• **YOUR GOAL**
Can you copy out the data exactly? Leave the images out.

-- begin --

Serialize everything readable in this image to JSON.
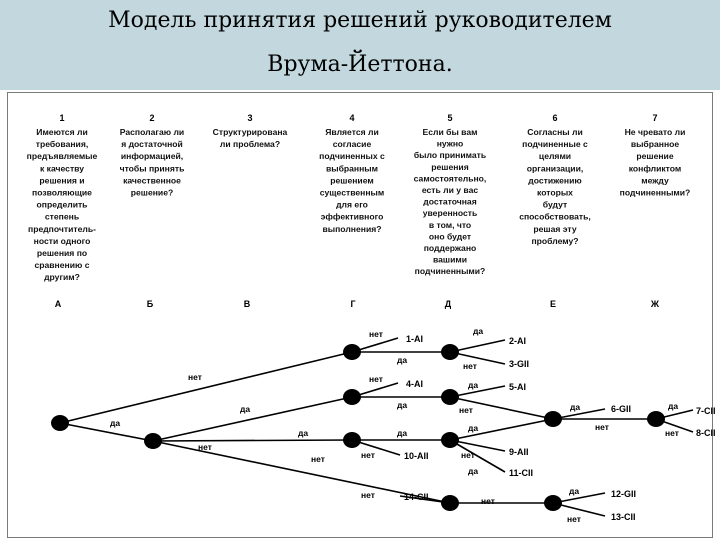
{
  "title": {
    "line1": "Модель принятия решений руководителем",
    "line2": "Врума-Йеттона."
  },
  "questions": [
    {
      "num": "1",
      "lines": [
        "Имеются ли",
        "требования,",
        "предъявляемые",
        "к качеству",
        "решения и",
        "позволяющие",
        "определить",
        "степень",
        "предпочтитель-",
        "ности одного",
        "решения по",
        "сравнению с",
        "другим?"
      ]
    },
    {
      "num": "2",
      "lines": [
        "Располагаю ли",
        "я достаточной",
        "информацией,",
        "чтобы принять",
        "качественное",
        "решение?"
      ]
    },
    {
      "num": "3",
      "lines": [
        "Структурирована",
        "ли проблема?"
      ]
    },
    {
      "num": "4",
      "lines": [
        "Является ли",
        "согласие",
        "подчиненных с",
        "выбранным",
        "решением",
        "существенным",
        "для его",
        "эффективного",
        "выполнения?"
      ]
    },
    {
      "num": "5",
      "lines": [
        "Если бы вам",
        "нужно",
        "было принимать",
        "решения",
        "самостоятельно,",
        "есть ли у вас",
        "достаточная",
        "уверенность",
        "в том, что",
        "оно будет",
        "поддержано",
        "вашими",
        "подчиненными?"
      ]
    },
    {
      "num": "6",
      "lines": [
        "Согласны ли",
        "подчиненные с",
        "целями",
        "организации,",
        "достижению",
        "которых",
        "будут",
        "способствовать,",
        "решая эту",
        "проблему?"
      ]
    },
    {
      "num": "7",
      "lines": [
        "Не чревато ли",
        "выбранное",
        "решение",
        "конфликтом",
        "между",
        "подчиненными?"
      ]
    }
  ],
  "columns": [
    "А",
    "Б",
    "В",
    "Г",
    "Д",
    "Е",
    "Ж"
  ],
  "edge_labels": {
    "yes": "да",
    "no": "нет"
  },
  "outcomes": [
    "1-AI",
    "2-AI",
    "3-GII",
    "4-AI",
    "5-AI",
    "6-GII",
    "7-CII",
    "8-CII",
    "9-AII",
    "10-AII",
    "11-CII",
    "12-GII",
    "13-CII",
    "14-CII"
  ]
}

-- end --

• **SOLUTION**
Serialize everything readable in this image to JSON.
{
  "title": {
    "line1": "Модель принятия решений руководителем",
    "line2": "Врума-Йеттона."
  },
  "questions": [
    {
      "num": "1",
      "lines": [
        "Имеются ли",
        "требования,",
        "предъявляемые",
        "к качеству",
        "решения и",
        "позволяющие",
        "определить",
        "степень",
        "предпочтитель-",
        "ности одного",
        "решения по",
        "сравнению с",
        "другим?"
      ]
    },
    {
      "num": "2",
      "lines": [
        "Располагаю ли",
        "я достаточной",
        "информацией,",
        "чтобы принять",
        "качественное",
        "решение?"
      ]
    },
    {
      "num": "3",
      "lines": [
        "Структурирована",
        "ли проблема?"
      ]
    },
    {
      "num": "4",
      "lines": [
        "Является ли",
        "согласие",
        "подчиненных с",
        "выбранным",
        "решением",
        "существенным",
        "для его",
        "эффективного",
        "выполнения?"
      ]
    },
    {
      "num": "5",
      "lines": [
        "Если бы вам",
        "нужно",
        "было принимать",
        "решения",
        "самостоятельно,",
        "есть ли у вас",
        "достаточная",
        "уверенность",
        "в том, что",
        "оно будет",
        "поддержано",
        "вашими",
        "подчиненными?"
      ]
    },
    {
      "num": "6",
      "lines": [
        "Согласны ли",
        "подчиненные с",
        "целями",
        "организации,",
        "достижению",
        "которых",
        "будут",
        "способствовать,",
        "решая эту",
        "проблему?"
      ]
    },
    {
      "num": "7",
      "lines": [
        "Не чревато ли",
        "выбранное",
        "решение",
        "конфликтом",
        "между",
        "подчиненными?"
      ]
    }
  ],
  "columns": [
    "А",
    "Б",
    "В",
    "Г",
    "Д",
    "Е",
    "Ж"
  ],
  "edge_labels": {
    "yes": "да",
    "no": "нет"
  },
  "outcomes": [
    "1-AI",
    "2-AI",
    "3-GII",
    "4-AI",
    "5-AI",
    "6-GII",
    "7-CII",
    "8-CII",
    "9-AII",
    "10-AII",
    "11-CII",
    "12-GII",
    "13-CII",
    "14-CII"
  ]
}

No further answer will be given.